== The exercise ==
Without including any pictures, write out all the entries exactly.

* start *

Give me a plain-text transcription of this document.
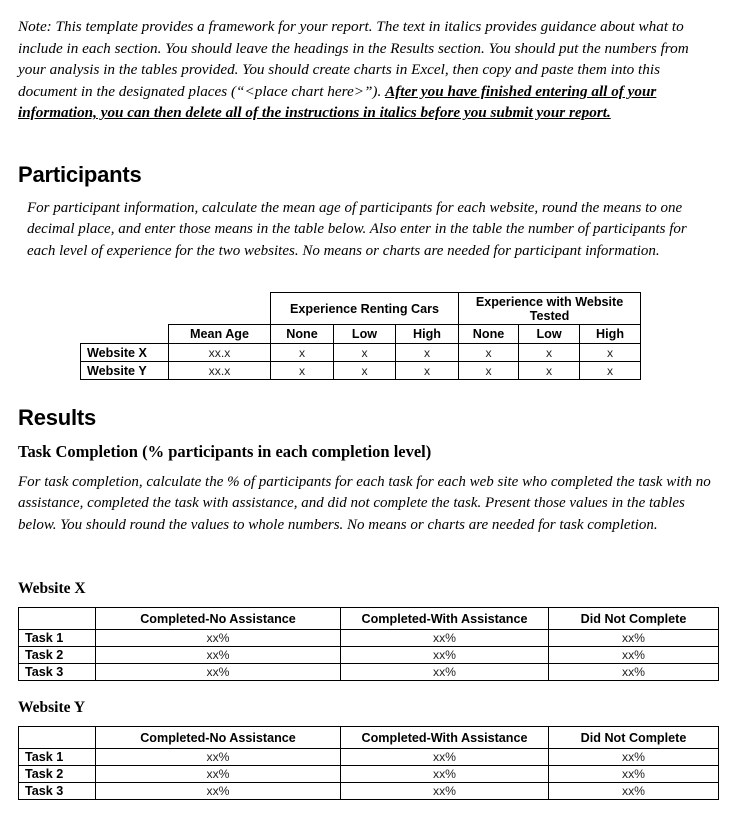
Note: This template provides a framework for your report. The text in italics provides guidance about what to include in each section. You should leave the headings in the Results section. You should put the numbers from your analysis in the tables provided. You should create charts in Excel, then copy and paste them into this document in the designated places (“<place chart here>”). After you have finished entering all of your information, you can then delete all of the instructions in italics before you submit your report.

Participants

For participant information, calculate the mean age of participants for each website, round the means to one decimal place, and enter those means in the table below. Also enter in the table the number of participants for each level of experience for the two websites. No means or charts are needed for participant information.

		Experience Renting Cars			Experience with Website Tested		
	Mean Age	None	Low	High	None	Low	High
Website X	xx.x	x	x	x	x	x	x
Website Y	xx.x	x	x	x	x	x	x
Results
Task Completion (% participants in each completion level)

For task completion, calculate the % of participants for each task for each web site who completed the task with no assistance, completed the task with assistance, and did not complete the task. Present those values in the tables below. You should round the values to whole numbers. No means or charts are needed for task completion.

Website X
	Completed-No Assistance	Completed-With Assistance	Did Not Complete
Task 1	xx%	xx%	xx%
Task 2	xx%	xx%	xx%
Task 3	xx%	xx%	xx%
Website Y
	Completed-No Assistance	Completed-With Assistance	Did Not Complete
Task 1	xx%	xx%	xx%
Task 2	xx%	xx%	xx%
Task 3	xx%	xx%	xx%
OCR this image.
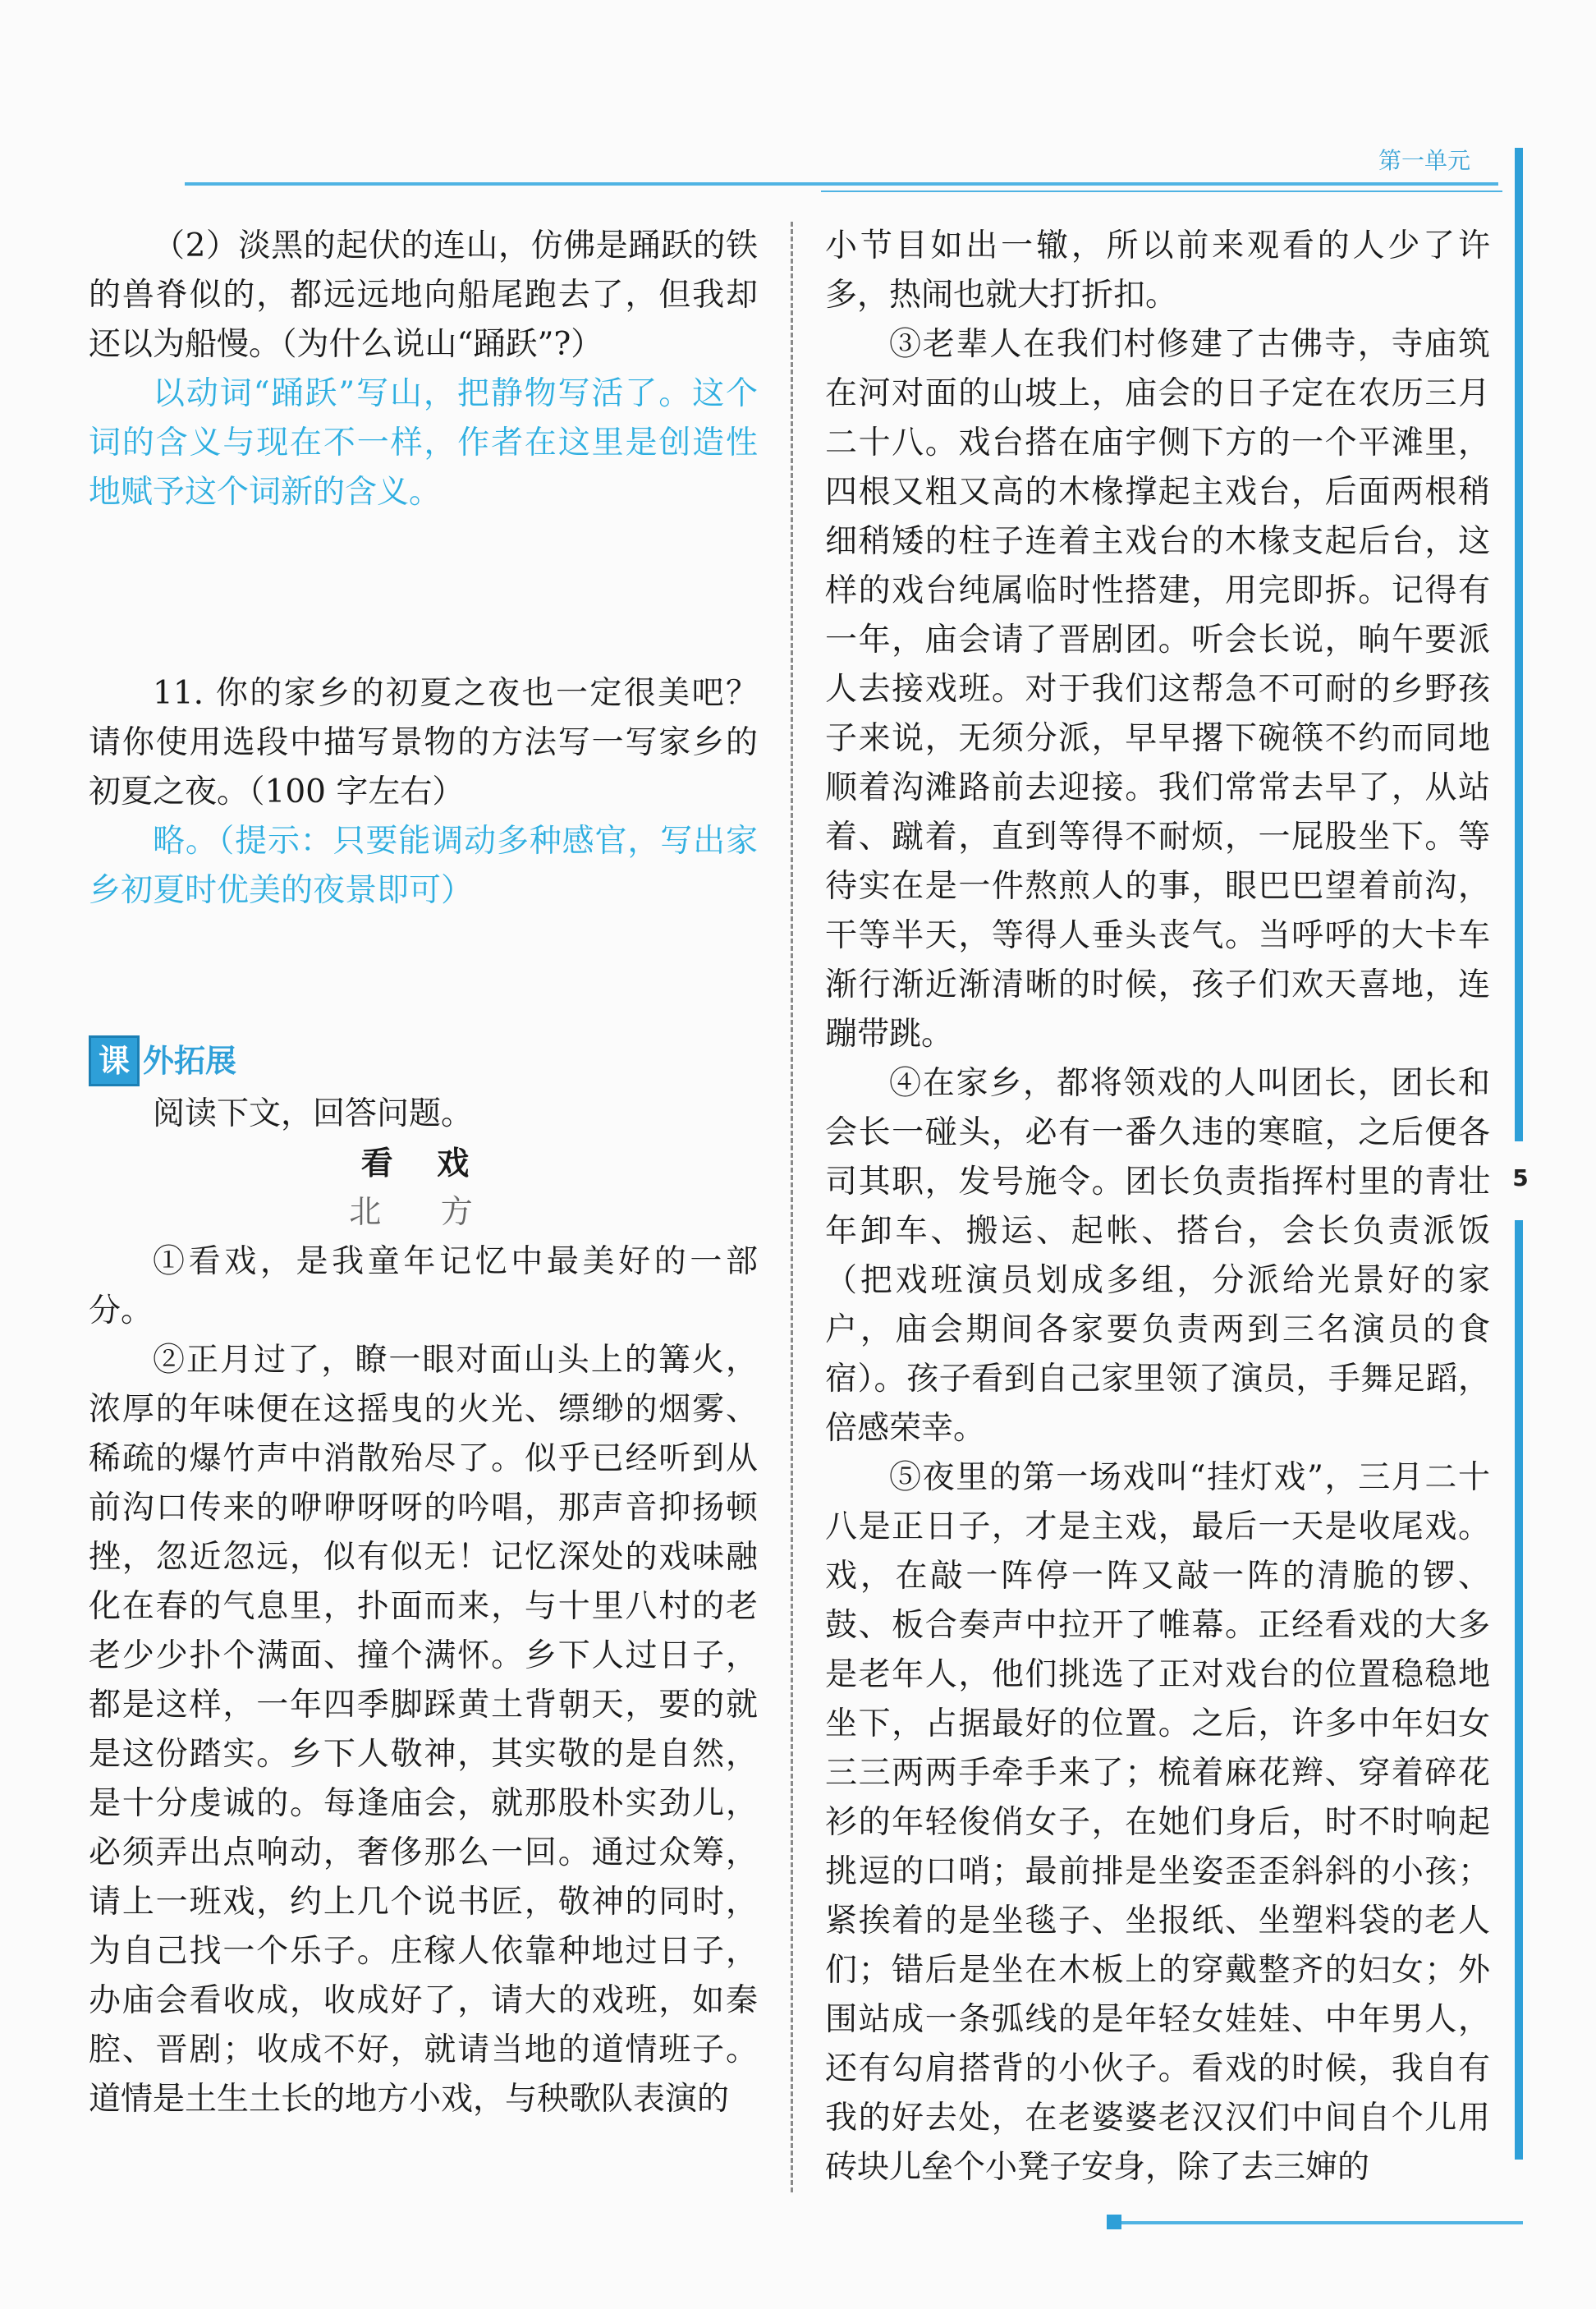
第一单元
5

（2）淡黑的起伏的连山，仿佛是踊跃的铁的兽脊似的，都远远地向船尾跑去了，但我却还以为船慢。（为什么说山“踊跃”?）

以动词“踊跃”写山，把静物写活了。这个词的含义与现在不一样，作者在这里是创造性地赋予这个词新的含义。

11. 你的家乡的初夏之夜也一定很美吧？请你使用选段中描写景物的方法写一写家乡的初夏之夜。（100 字左右）

略。（提示：只要能调动多种感官，写出家乡初夏时优美的夜景即可）

课 外拓展

阅读下文，回答问题。

看 戏

北 方

①看戏，是我童年记忆中最美好的一部分。

②正月过了，瞭一眼对面山头上的篝火，浓厚的年味便在这摇曳的火光、缥缈的烟雾、稀疏的爆竹声中消散殆尽了。似乎已经听到从前沟口传来的咿咿呀呀的吟唱，那声音抑扬顿挫，忽近忽远，似有似无！记忆深处的戏味融化在春的气息里，扑面而来，与十里八村的老老少少扑个满面、撞个满怀。乡下人过日子，都是这样，一年四季脚踩黄土背朝天，要的就是这份踏实。乡下人敬神，其实敬的是自然，是十分虔诚的。每逢庙会，就那股朴实劲儿，必须弄出点响动，奢侈那么一回。通过众筹，请上一班戏，约上几个说书匠，敬神的同时，为自己找一个乐子。庄稼人依靠种地过日子，办庙会看收成，收成好了，请大的戏班，如秦腔、晋剧；收成不好，就请当地的道情班子。道情是土生土长的地方小戏，与秧歌队表演的

小节目如出一辙，所以前来观看的人少了许多，热闹也就大打折扣。

③老辈人在我们村修建了古佛寺，寺庙筑在河对面的山坡上，庙会的日子定在农历三月二十八。戏台搭在庙宇侧下方的一个平滩里，四根又粗又高的木椽撑起主戏台，后面两根稍细稍矮的柱子连着主戏台的木椽支起后台，这样的戏台纯属临时性搭建，用完即拆。记得有一年，庙会请了晋剧团。听会长说，晌午要派人去接戏班。对于我们这帮急不可耐的乡野孩子来说，无须分派，早早撂下碗筷不约而同地顺着沟滩路前去迎接。我们常常去早了，从站着、蹴着，直到等得不耐烦，一屁股坐下。等待实在是一件熬煎人的事，眼巴巴望着前沟，干等半天，等得人垂头丧气。当呼呼的大卡车渐行渐近渐清晰的时候，孩子们欢天喜地，连蹦带跳。

④在家乡，都将领戏的人叫团长，团长和会长一碰头，必有一番久违的寒暄，之后便各司其职，发号施令。团长负责指挥村里的青壮年卸车、搬运、起帐、搭台，会长负责派饭（把戏班演员划成多组，分派给光景好的家户，庙会期间各家要负责两到三名演员的食宿）。孩子看到自己家里领了演员，手舞足蹈，倍感荣幸。

⑤夜里的第一场戏叫“挂灯戏”，三月二十八是正日子，才是主戏，最后一天是收尾戏。戏，在敲一阵停一阵又敲一阵的清脆的锣、鼓、板合奏声中拉开了帷幕。正经看戏的大多是老年人，他们挑选了正对戏台的位置稳稳地坐下，占据最好的位置。之后，许多中年妇女三三两两手牵手来了；梳着麻花辫、穿着碎花衫的年轻俊俏女子，在她们身后，时不时响起挑逗的口哨；最前排是坐姿歪歪斜斜的小孩；紧挨着的是坐毯子、坐报纸、坐塑料袋的老人们；错后是坐在木板上的穿戴整齐的妇女；外围站成一条弧线的是年轻女娃娃、中年男人，还有勾肩搭背的小伙子。看戏的时候，我自有我的好去处，在老婆婆老汉汉们中间自个儿用砖块儿垒个小凳子安身，除了去三婶的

* end *

== Response to the task ==
Give me a plain-text transcription of this document.
Note: This template provides a framework for your report. The text in italics provides guidance about what to include in each section. You should leave the headings in the Results section. You should put the numbers from your analysis in the tables provided. You should create charts in Excel, then copy and paste them into this document in the designated places (“<place chart here>”). After you have finished entering all of your information, you can then delete all of the instructions in italics before you submit your report.

Participants

For participant information, calculate the mean age of participants for each website, round the means to one decimal place, and enter those means in the table below. Also enter in the table the number of participants for each level of experience for the two websites. No means or charts are needed for participant information.

		Experience Renting Cars			Experience with Website Tested		
	Mean Age	None	Low	High	None	Low	High
Website X	xx.x	x	x	x	x	x	x
Website Y	xx.x	x	x	x	x	x	x
Results
Task Completion (% participants in each completion level)

For task completion, calculate the % of participants for each task for each web site who completed the task with no assistance, completed the task with assistance, and did not complete the task. Present those values in the tables below. You should round the values to whole numbers. No means or charts are needed for task completion.

Website X
	Completed-No Assistance	Completed-With Assistance	Did Not Complete
Task 1	xx%	xx%	xx%
Task 2	xx%	xx%	xx%
Task 3	xx%	xx%	xx%
Website Y
	Completed-No Assistance	Completed-With Assistance	Did Not Complete
Task 1	xx%	xx%	xx%
Task 2	xx%	xx%	xx%
Task 3	xx%	xx%	xx%
OCR this image.
第一单元
5

（2）淡黑的起伏的连山，仿佛是踊跃的铁的兽脊似的，都远远地向船尾跑去了，但我却还以为船慢。（为什么说山“踊跃”?）

以动词“踊跃”写山，把静物写活了。这个词的含义与现在不一样，作者在这里是创造性地赋予这个词新的含义。

11. 你的家乡的初夏之夜也一定很美吧？请你使用选段中描写景物的方法写一写家乡的初夏之夜。（100 字左右）

略。（提示：只要能调动多种感官，写出家乡初夏时优美的夜景即可）

课 外拓展

阅读下文，回答问题。

看 戏

北 方

①看戏，是我童年记忆中最美好的一部分。

②正月过了，瞭一眼对面山头上的篝火，浓厚的年味便在这摇曳的火光、缥缈的烟雾、稀疏的爆竹声中消散殆尽了。似乎已经听到从前沟口传来的咿咿呀呀的吟唱，那声音抑扬顿挫，忽近忽远，似有似无！记忆深处的戏味融化在春的气息里，扑面而来，与十里八村的老老少少扑个满面、撞个满怀。乡下人过日子，都是这样，一年四季脚踩黄土背朝天，要的就是这份踏实。乡下人敬神，其实敬的是自然，是十分虔诚的。每逢庙会，就那股朴实劲儿，必须弄出点响动，奢侈那么一回。通过众筹，请上一班戏，约上几个说书匠，敬神的同时，为自己找一个乐子。庄稼人依靠种地过日子，办庙会看收成，收成好了，请大的戏班，如秦腔、晋剧；收成不好，就请当地的道情班子。道情是土生土长的地方小戏，与秧歌队表演的

小节目如出一辙，所以前来观看的人少了许多，热闹也就大打折扣。

③老辈人在我们村修建了古佛寺，寺庙筑在河对面的山坡上，庙会的日子定在农历三月二十八。戏台搭在庙宇侧下方的一个平滩里，四根又粗又高的木椽撑起主戏台，后面两根稍细稍矮的柱子连着主戏台的木椽支起后台，这样的戏台纯属临时性搭建，用完即拆。记得有一年，庙会请了晋剧团。听会长说，晌午要派人去接戏班。对于我们这帮急不可耐的乡野孩子来说，无须分派，早早撂下碗筷不约而同地顺着沟滩路前去迎接。我们常常去早了，从站着、蹴着，直到等得不耐烦，一屁股坐下。等待实在是一件熬煎人的事，眼巴巴望着前沟，干等半天，等得人垂头丧气。当呼呼的大卡车渐行渐近渐清晰的时候，孩子们欢天喜地，连蹦带跳。

④在家乡，都将领戏的人叫团长，团长和会长一碰头，必有一番久违的寒暄，之后便各司其职，发号施令。团长负责指挥村里的青壮年卸车、搬运、起帐、搭台，会长负责派饭（把戏班演员划成多组，分派给光景好的家户，庙会期间各家要负责两到三名演员的食宿）。孩子看到自己家里领了演员，手舞足蹈，倍感荣幸。

⑤夜里的第一场戏叫“挂灯戏”，三月二十八是正日子，才是主戏，最后一天是收尾戏。戏，在敲一阵停一阵又敲一阵的清脆的锣、鼓、板合奏声中拉开了帷幕。正经看戏的大多是老年人，他们挑选了正对戏台的位置稳稳地坐下，占据最好的位置。之后，许多中年妇女三三两两手牵手来了；梳着麻花辫、穿着碎花衫的年轻俊俏女子，在她们身后，时不时响起挑逗的口哨；最前排是坐姿歪歪斜斜的小孩；紧挨着的是坐毯子、坐报纸、坐塑料袋的老人们；错后是坐在木板上的穿戴整齐的妇女；外围站成一条弧线的是年轻女娃娃、中年男人，还有勾肩搭背的小伙子。看戏的时候，我自有我的好去处，在老婆婆老汉汉们中间自个儿用砖块儿垒个小凳子安身，除了去三婶的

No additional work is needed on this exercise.